Gelet op het voorgaande verwerpt de rechtbank het verweer van de verdediging dat sprake zou zijn van onvoldoende steunbewijs.
- [medeverdachte 3]
[slachtoffer 1] heeft tijdens het informatieve gesprek bij de politie niets gezegd over seksuele handelingen die [medeverdachte 3] bij haar zou hebben verricht. Dat gesprek heeft zo’n twee weken na de bewuste avond plaatsgevonden. Pas op 19 juli 2022 heeft [slachtoffer 1] in haar aangifte verklaard dat ook [medeverdachte 3] haar zou hebben betast. [medeverdachte 3] heeft dit consequent ontkend. Door [slachtoffer 2] , [verdachte] en [medeverdachte 1] is hier ook niet over verklaard. Bij deze stand van zaken vindt de verklaring van [slachtoffer 1] wat [medeverdachte 3] betreft geen bevestiging in ander bewijsmateriaal, zodat de rechtbank [medeverdachte 3] zal vrijspreken. Gelet hierop zal de rechtbank bij de verdere bespreking van feit 2 [medeverdachte 3] ook niet meer benoemen.

▶ AANGELEVERDE GEGEVENS:
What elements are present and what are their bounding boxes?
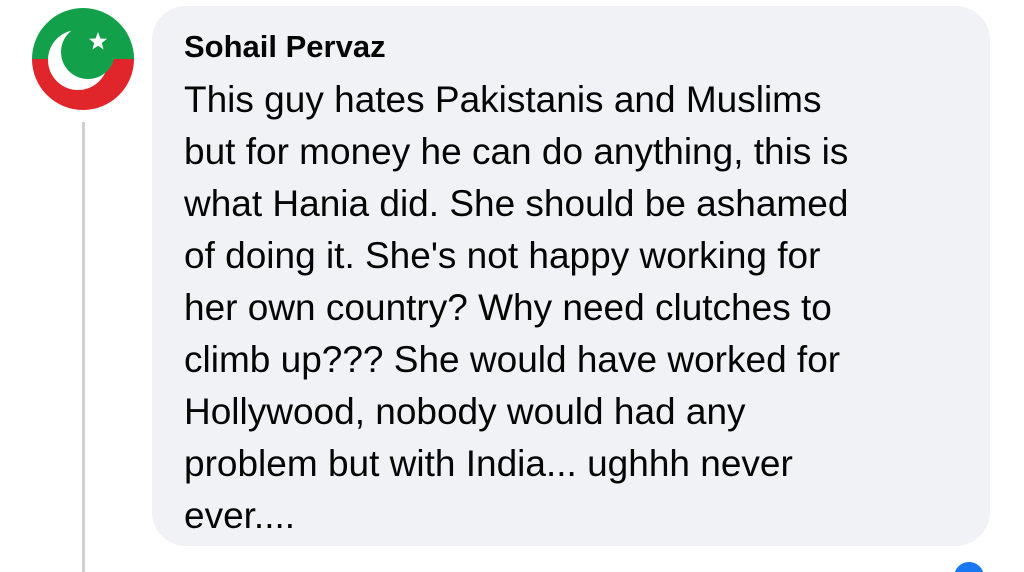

▶ DOEL:
Haal uit het tekstfragment het gedeelte dat begint met "- [medeverdachte 3]" en doorloopt tot en met "niet meer benoemen.", en neem het woord voor woord over. De gegevens zijn afkomstig uit een andere bron dan het tekstfragment.

▶ UITKOMST OEFENING:
- [medeverdachte 3]
[slachtoffer 1] heeft tijdens het informatieve gesprek bij de politie niets gezegd over seksuele handelingen die [medeverdachte 3] bij haar zou hebben verricht. Dat gesprek heeft zo’n twee weken na de bewuste avond plaatsgevonden. Pas op 19 juli 2022 heeft [slachtoffer 1] in haar aangifte verklaard dat ook [medeverdachte 3] haar zou hebben betast. [medeverdachte 3] heeft dit consequent ontkend. Door [slachtoffer 2] , [verdachte] en [medeverdachte 1] is hier ook niet over verklaard. Bij deze stand van zaken vindt de verklaring van [slachtoffer 1] wat [medeverdachte 3] betreft geen bevestiging in ander bewijsmateriaal, zodat de rechtbank [medeverdachte 3] zal vrijspreken. Gelet hierop zal de rechtbank bij de verdere bespreking van feit 2 [medeverdachte 3] ook niet meer benoemen.